Required work
Return exactly the lines from the "Transcribe the text in this document." line through the last line of the entries below. Include no pictures.

Provided information
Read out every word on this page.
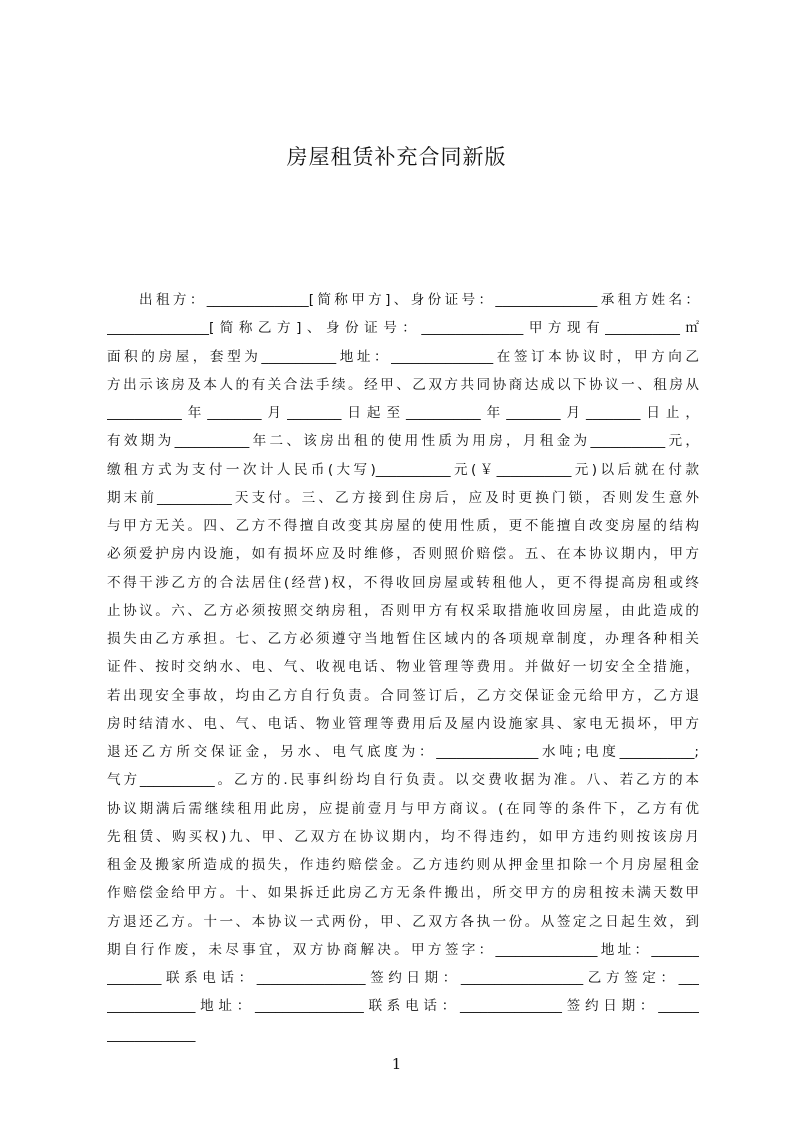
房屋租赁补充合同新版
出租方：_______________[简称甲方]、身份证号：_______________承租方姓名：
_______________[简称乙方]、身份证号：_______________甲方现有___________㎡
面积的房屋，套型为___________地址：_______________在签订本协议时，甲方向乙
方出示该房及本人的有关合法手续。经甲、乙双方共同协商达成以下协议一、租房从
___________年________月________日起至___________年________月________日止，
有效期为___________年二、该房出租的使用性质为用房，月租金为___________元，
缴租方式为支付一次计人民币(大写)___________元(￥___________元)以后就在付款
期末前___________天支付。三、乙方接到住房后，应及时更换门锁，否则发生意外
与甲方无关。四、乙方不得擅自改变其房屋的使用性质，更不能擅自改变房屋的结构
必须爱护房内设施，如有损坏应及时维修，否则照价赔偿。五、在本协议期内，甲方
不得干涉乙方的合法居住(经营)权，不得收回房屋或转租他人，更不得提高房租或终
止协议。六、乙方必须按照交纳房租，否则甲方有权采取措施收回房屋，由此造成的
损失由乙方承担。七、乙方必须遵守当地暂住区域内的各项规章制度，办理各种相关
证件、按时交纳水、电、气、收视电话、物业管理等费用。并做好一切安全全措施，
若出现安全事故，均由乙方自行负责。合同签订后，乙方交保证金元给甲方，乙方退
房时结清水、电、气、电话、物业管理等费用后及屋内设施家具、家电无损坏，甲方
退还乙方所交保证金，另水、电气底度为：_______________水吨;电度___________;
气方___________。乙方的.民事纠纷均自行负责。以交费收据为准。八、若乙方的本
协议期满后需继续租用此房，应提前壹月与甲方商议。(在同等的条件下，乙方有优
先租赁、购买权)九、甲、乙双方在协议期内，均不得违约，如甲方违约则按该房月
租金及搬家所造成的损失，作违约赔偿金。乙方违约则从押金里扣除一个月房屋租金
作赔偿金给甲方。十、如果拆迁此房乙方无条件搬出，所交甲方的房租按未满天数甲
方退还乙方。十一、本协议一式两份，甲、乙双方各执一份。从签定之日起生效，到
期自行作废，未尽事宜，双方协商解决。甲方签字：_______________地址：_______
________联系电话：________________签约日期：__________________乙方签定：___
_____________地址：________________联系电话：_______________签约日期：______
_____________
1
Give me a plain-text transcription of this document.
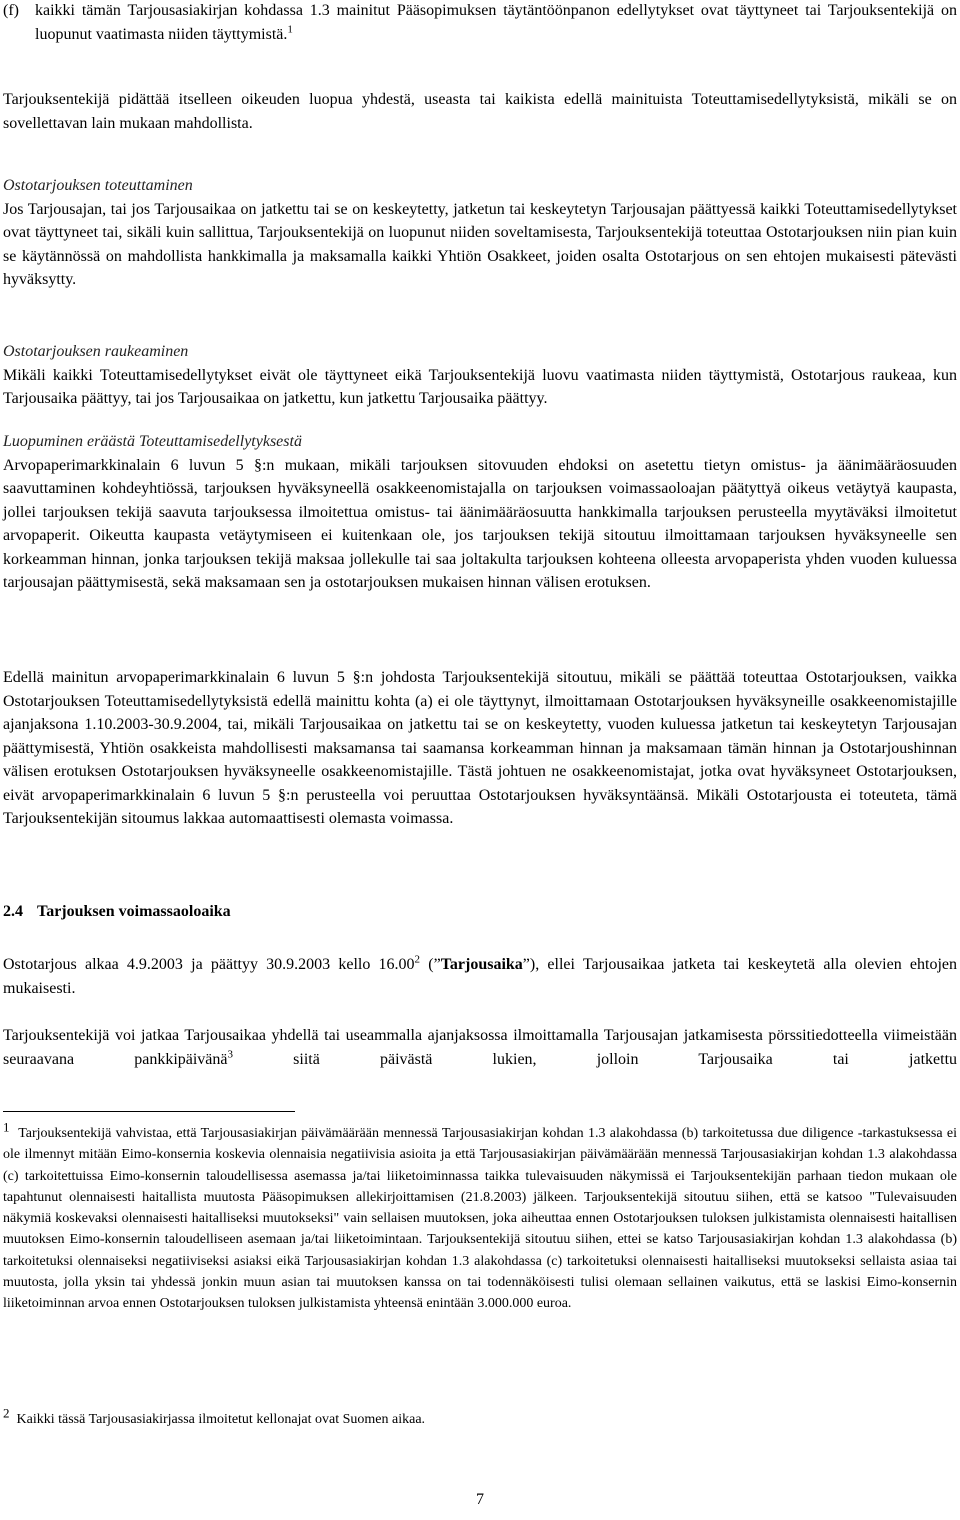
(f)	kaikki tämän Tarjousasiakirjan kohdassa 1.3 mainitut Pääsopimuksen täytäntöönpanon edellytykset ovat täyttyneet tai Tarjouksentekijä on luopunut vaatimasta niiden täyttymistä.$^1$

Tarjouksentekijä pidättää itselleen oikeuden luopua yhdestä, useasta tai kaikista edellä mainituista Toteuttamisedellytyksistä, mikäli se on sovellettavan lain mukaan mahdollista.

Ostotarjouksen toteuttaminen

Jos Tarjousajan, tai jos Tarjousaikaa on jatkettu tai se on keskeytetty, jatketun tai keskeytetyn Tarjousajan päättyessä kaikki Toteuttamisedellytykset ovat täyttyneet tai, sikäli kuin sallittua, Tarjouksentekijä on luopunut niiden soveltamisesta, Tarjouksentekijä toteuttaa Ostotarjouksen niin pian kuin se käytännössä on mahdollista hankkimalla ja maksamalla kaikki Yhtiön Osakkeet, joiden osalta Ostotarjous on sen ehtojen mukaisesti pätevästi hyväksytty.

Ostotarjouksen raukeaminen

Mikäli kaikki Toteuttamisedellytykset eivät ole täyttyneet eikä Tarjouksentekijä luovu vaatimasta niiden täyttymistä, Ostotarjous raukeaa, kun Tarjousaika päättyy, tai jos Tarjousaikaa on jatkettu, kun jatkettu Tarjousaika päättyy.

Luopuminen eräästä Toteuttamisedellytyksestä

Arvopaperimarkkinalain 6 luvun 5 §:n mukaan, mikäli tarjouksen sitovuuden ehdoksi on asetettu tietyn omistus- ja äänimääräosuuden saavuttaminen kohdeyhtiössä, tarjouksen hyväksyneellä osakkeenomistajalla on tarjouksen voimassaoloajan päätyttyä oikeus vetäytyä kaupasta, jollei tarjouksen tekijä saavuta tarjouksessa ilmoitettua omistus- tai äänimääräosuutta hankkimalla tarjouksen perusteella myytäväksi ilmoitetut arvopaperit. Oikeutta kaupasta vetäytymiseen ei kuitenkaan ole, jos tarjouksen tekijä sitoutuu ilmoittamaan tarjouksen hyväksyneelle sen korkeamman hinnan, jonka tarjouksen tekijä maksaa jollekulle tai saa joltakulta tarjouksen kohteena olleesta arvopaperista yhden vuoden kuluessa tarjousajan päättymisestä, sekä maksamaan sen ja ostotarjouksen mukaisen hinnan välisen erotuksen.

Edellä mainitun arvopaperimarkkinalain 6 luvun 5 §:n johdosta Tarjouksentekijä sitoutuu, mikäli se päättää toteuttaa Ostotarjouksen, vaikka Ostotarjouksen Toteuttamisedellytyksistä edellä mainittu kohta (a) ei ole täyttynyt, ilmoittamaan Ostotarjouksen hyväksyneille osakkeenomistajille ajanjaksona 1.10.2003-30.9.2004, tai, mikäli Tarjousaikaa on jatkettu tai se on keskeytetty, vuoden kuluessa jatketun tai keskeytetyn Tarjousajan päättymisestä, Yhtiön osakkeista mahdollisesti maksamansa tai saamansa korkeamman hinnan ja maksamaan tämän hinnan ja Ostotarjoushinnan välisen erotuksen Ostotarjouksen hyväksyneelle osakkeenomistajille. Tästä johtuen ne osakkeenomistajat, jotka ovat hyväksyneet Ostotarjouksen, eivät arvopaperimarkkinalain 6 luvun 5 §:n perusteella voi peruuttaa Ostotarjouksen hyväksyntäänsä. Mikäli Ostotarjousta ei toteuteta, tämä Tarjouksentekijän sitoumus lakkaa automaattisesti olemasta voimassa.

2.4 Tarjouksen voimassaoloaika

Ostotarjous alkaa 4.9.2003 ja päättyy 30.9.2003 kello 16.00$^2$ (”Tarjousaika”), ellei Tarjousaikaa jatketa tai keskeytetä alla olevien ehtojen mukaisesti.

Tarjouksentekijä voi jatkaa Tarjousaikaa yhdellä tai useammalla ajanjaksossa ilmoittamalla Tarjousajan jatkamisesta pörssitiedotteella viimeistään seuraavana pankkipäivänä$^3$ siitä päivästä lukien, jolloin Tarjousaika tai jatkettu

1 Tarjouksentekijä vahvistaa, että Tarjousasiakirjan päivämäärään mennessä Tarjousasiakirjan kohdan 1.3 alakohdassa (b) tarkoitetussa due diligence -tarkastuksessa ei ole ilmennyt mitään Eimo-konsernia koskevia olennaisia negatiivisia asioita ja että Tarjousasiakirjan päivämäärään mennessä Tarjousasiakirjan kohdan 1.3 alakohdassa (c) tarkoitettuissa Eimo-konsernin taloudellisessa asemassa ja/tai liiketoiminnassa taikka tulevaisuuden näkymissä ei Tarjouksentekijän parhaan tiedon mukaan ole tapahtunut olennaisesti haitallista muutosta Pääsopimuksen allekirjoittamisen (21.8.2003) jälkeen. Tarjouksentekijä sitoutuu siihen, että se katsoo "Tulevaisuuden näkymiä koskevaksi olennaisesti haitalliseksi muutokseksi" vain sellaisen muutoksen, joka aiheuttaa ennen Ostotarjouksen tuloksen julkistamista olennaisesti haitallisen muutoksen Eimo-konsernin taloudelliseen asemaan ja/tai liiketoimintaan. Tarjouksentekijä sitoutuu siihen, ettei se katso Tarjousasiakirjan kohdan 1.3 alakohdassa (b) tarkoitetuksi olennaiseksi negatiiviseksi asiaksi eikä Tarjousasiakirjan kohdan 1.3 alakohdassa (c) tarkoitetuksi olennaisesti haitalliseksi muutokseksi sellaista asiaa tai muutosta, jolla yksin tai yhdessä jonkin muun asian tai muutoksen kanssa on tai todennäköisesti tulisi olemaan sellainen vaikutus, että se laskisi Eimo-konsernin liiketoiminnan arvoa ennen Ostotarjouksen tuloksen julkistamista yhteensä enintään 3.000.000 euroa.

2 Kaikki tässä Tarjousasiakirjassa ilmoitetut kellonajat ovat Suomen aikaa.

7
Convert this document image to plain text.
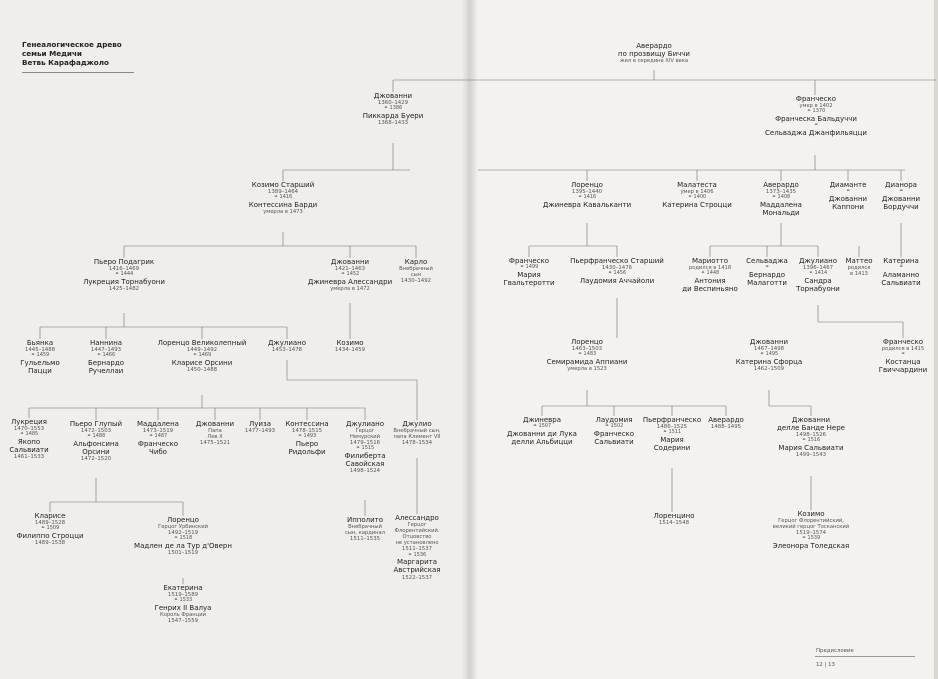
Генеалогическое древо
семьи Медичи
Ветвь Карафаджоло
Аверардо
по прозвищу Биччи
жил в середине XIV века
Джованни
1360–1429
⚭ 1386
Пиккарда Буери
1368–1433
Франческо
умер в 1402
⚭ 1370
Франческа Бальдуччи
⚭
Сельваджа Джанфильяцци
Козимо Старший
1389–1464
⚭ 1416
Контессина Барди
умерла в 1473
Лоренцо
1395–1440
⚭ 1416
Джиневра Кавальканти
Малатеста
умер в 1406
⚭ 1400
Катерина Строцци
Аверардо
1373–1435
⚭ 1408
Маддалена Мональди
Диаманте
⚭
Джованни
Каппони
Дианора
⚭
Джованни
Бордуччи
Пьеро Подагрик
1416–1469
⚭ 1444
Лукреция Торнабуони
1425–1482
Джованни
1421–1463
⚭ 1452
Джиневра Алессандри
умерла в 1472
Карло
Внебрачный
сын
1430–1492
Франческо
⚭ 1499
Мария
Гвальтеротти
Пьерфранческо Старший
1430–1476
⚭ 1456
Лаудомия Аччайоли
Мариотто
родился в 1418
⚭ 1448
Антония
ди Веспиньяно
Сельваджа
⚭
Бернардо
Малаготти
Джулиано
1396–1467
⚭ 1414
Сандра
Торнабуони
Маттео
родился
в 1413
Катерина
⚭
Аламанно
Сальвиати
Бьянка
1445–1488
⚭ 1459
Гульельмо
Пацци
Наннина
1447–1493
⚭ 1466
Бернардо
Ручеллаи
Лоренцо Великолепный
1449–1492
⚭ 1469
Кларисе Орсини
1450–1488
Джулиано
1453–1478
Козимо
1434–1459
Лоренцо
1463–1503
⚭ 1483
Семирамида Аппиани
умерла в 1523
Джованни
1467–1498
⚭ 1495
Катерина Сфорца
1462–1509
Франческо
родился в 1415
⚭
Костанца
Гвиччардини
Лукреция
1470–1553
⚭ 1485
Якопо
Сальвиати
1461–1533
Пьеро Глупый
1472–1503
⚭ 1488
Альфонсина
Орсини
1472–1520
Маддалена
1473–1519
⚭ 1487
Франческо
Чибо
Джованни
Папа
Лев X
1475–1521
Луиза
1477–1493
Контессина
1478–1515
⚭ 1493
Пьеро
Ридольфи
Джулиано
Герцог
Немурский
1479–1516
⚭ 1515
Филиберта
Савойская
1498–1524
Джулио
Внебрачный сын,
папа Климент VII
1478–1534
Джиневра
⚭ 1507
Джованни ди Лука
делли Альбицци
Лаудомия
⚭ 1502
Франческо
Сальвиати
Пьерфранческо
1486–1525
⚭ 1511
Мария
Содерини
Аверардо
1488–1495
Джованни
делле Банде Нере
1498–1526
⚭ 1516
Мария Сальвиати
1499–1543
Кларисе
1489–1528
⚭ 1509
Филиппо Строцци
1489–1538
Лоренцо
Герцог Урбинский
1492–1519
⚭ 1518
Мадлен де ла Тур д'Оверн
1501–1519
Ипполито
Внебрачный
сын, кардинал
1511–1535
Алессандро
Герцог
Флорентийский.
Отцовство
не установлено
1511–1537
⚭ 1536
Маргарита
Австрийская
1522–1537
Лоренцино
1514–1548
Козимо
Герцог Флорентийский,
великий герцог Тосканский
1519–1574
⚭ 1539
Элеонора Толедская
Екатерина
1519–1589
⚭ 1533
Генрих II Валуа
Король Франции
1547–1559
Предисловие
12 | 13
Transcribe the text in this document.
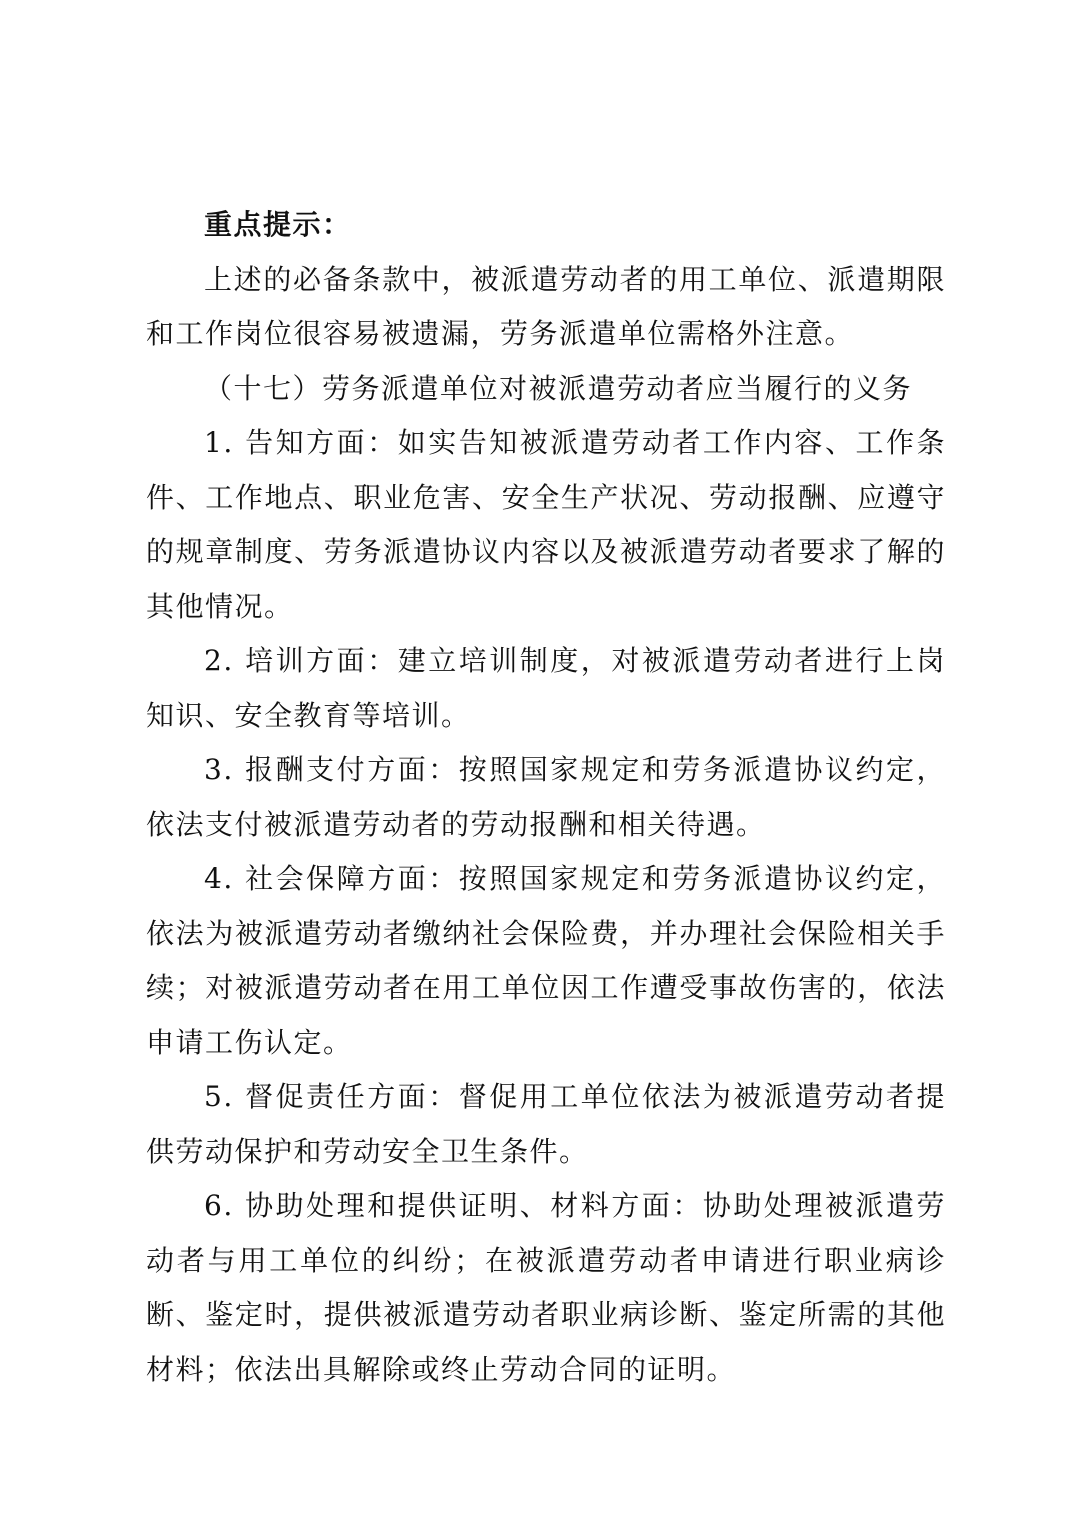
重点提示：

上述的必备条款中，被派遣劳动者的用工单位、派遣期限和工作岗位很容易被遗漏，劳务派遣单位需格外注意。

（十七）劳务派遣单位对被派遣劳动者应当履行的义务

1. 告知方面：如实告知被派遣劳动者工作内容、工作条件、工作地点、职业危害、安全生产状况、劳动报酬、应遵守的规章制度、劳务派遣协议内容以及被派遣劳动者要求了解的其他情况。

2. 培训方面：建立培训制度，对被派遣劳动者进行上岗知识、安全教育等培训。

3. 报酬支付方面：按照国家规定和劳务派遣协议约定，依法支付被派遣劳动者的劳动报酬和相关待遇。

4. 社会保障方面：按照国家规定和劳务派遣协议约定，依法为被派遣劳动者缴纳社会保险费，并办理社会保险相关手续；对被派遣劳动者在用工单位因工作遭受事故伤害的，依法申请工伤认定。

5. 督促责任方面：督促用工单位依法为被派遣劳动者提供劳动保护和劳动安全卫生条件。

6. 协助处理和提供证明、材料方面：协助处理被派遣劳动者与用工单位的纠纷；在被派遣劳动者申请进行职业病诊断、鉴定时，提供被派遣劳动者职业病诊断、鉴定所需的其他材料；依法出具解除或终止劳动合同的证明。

The result
Transcribe the text in this document.
重点提示：

上述的必备条款中，被派遣劳动者的用工单位、派遣期限和工作岗位很容易被遗漏，劳务派遣单位需格外注意。

（十七）劳务派遣单位对被派遣劳动者应当履行的义务

1. 告知方面：如实告知被派遣劳动者工作内容、工作条件、工作地点、职业危害、安全生产状况、劳动报酬、应遵守的规章制度、劳务派遣协议内容以及被派遣劳动者要求了解的其他情况。

2. 培训方面：建立培训制度，对被派遣劳动者进行上岗知识、安全教育等培训。

3. 报酬支付方面：按照国家规定和劳务派遣协议约定，依法支付被派遣劳动者的劳动报酬和相关待遇。

4. 社会保障方面：按照国家规定和劳务派遣协议约定，依法为被派遣劳动者缴纳社会保险费，并办理社会保险相关手续；对被派遣劳动者在用工单位因工作遭受事故伤害的，依法申请工伤认定。

5. 督促责任方面：督促用工单位依法为被派遣劳动者提供劳动保护和劳动安全卫生条件。

6. 协助处理和提供证明、材料方面：协助处理被派遣劳动者与用工单位的纠纷；在被派遣劳动者申请进行职业病诊断、鉴定时，提供被派遣劳动者职业病诊断、鉴定所需的其他材料；依法出具解除或终止劳动合同的证明。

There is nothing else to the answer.